**EXERCISE MATERIALS:**
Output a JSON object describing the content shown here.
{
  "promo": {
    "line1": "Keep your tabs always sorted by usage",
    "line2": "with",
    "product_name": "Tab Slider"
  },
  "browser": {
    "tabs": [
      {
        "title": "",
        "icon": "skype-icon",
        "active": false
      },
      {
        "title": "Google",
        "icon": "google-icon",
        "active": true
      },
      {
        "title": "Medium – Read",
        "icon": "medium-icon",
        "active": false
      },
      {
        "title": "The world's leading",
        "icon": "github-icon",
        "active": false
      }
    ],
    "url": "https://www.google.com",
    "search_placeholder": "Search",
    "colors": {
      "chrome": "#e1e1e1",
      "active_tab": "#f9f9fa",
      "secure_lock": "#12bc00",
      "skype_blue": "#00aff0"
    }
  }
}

**WHAT TO PRODUCE:** Write out the entries above word for word.

**TASK ANSWER:**
Output a JSON object describing the content shown here.
{
  "promo": {
    "line1": "Keep your tabs always sorted by usage",
    "line2": "with",
    "product_name": "Tab Slider"
  },
  "browser": {
    "tabs": [
      {
        "title": "",
        "icon": "skype-icon",
        "active": false
      },
      {
        "title": "Google",
        "icon": "google-icon",
        "active": true
      },
      {
        "title": "Medium – Read",
        "icon": "medium-icon",
        "active": false
      },
      {
        "title": "The world's leading",
        "icon": "github-icon",
        "active": false
      }
    ],
    "url": "https://www.google.com",
    "search_placeholder": "Search",
    "colors": {
      "chrome": "#e1e1e1",
      "active_tab": "#f9f9fa",
      "secure_lock": "#12bc00",
      "skype_blue": "#00aff0"
    }
  }
}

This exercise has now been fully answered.